start Data lines

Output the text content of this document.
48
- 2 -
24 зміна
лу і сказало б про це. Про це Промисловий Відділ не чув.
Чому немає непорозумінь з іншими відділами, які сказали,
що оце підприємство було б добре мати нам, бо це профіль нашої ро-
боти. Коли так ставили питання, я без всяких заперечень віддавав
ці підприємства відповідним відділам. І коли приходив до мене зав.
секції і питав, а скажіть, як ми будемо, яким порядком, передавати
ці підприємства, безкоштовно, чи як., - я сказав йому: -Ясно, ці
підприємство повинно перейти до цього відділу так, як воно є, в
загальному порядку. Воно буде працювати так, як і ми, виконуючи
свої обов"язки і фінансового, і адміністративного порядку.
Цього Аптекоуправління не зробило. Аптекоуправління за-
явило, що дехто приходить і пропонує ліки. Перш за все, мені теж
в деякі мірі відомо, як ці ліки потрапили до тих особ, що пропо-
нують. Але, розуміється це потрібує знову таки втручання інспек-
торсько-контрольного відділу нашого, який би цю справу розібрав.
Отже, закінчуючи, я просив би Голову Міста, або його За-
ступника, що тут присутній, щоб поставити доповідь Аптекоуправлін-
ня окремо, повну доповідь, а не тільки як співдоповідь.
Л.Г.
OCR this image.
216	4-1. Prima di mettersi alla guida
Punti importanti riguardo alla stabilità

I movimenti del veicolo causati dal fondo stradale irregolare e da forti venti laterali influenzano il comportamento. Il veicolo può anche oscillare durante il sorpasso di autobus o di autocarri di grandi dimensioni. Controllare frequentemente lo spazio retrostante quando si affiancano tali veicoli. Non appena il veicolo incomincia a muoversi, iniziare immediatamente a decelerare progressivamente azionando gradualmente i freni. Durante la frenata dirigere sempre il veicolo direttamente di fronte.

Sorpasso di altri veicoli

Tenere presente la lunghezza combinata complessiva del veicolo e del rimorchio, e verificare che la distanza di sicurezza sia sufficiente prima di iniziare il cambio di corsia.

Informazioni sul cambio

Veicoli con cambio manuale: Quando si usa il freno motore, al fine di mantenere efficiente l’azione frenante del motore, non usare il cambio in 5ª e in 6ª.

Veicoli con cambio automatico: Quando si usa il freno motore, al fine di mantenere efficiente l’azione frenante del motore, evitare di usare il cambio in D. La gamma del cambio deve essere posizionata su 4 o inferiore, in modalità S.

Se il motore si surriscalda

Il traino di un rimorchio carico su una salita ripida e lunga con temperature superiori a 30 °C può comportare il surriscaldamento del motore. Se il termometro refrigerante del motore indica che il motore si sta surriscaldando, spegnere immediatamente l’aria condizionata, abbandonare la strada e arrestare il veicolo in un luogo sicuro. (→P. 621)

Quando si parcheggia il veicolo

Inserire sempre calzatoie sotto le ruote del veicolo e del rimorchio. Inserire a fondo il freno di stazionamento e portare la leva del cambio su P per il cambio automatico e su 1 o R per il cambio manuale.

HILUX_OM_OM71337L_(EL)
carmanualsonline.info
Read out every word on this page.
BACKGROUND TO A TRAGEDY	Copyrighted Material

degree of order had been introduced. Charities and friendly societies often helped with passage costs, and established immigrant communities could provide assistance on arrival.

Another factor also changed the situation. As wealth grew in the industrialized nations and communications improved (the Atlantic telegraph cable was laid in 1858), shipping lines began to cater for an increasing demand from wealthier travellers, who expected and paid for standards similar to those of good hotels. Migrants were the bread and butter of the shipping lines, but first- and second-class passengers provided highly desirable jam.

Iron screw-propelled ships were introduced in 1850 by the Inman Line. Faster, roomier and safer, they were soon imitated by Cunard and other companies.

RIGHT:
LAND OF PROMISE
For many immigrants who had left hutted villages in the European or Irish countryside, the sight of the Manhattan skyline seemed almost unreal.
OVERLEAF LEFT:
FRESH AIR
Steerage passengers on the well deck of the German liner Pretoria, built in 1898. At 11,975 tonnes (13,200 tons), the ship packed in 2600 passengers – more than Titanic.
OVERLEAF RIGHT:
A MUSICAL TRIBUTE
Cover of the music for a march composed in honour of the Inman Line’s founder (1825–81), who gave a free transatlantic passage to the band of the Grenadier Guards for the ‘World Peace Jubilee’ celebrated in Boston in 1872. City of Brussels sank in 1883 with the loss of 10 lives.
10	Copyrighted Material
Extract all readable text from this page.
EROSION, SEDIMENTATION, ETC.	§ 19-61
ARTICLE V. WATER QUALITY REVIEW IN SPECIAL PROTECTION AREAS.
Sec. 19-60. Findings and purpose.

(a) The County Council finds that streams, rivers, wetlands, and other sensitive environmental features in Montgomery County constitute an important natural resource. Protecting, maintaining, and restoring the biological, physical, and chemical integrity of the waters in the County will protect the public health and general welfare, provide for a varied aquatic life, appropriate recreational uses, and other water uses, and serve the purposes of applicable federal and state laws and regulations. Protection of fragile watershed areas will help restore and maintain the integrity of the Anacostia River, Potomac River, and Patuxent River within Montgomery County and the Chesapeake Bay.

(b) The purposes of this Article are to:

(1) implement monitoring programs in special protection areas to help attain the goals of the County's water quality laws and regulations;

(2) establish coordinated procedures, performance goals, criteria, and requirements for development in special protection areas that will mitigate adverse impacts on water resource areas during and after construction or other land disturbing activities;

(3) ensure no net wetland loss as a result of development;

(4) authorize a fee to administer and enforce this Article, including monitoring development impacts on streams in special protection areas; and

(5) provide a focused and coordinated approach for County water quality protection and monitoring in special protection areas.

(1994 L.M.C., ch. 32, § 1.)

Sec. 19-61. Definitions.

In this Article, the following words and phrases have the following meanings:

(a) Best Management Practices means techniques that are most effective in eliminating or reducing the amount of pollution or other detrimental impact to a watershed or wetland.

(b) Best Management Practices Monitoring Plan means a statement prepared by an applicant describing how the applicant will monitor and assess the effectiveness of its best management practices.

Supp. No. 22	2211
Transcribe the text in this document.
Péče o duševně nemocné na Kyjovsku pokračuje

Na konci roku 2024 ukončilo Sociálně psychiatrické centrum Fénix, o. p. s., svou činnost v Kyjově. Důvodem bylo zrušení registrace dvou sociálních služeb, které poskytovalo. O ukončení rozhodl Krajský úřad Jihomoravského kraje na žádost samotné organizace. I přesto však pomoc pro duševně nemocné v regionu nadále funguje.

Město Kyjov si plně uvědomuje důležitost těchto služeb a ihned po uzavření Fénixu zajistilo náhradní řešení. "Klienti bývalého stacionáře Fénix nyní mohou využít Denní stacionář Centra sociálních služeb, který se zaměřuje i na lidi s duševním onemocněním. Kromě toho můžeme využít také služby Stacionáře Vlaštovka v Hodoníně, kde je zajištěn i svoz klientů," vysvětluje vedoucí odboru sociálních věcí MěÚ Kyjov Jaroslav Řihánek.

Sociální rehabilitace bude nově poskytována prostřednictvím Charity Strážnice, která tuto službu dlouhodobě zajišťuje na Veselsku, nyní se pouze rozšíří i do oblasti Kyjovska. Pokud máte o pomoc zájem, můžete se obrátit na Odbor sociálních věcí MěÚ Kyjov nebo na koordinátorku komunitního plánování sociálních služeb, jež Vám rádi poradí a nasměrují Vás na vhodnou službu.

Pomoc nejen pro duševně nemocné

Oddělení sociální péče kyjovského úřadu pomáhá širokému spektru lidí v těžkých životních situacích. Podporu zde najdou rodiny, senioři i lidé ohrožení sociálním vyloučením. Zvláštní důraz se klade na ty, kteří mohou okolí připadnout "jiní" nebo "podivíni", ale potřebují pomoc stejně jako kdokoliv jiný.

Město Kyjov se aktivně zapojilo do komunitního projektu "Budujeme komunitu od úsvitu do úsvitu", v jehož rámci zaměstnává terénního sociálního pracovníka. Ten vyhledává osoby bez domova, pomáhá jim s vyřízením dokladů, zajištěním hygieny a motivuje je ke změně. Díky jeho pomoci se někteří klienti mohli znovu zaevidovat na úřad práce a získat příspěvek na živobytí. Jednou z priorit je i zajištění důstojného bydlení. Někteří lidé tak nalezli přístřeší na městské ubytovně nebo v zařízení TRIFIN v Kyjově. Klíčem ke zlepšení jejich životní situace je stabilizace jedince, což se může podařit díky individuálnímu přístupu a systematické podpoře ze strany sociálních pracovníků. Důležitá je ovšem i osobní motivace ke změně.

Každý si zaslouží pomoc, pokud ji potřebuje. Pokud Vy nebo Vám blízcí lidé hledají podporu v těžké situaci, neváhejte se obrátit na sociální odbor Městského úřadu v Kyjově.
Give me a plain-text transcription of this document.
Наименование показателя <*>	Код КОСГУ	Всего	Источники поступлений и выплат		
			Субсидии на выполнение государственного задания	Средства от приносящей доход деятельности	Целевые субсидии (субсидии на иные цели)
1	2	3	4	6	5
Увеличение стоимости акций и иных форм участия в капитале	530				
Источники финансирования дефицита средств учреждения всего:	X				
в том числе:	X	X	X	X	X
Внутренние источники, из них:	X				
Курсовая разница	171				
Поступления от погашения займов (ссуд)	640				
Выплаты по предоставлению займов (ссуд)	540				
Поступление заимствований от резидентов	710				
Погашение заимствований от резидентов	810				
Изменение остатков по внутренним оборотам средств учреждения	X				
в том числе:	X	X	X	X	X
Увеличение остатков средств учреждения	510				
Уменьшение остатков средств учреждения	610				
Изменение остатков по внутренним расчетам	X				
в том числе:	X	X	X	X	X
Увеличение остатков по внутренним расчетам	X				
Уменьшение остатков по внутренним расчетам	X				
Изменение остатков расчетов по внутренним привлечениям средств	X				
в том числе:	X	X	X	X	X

end Data lines

● **Requirements**
Find the word "development" in the records and pull out each line that has it.

● **Answer for this exercise**
(2) establish coordinated procedures, performance goals, criteria, and requirements for development in special protection areas that will mitigate adverse impacts on water resource areas during and after construction or other land disturbing activities;
(3) ensure no net wetland loss as a result of development;
(4) authorize a fee to administer and enforce this Article, including monitoring development impacts on streams in special protection areas; and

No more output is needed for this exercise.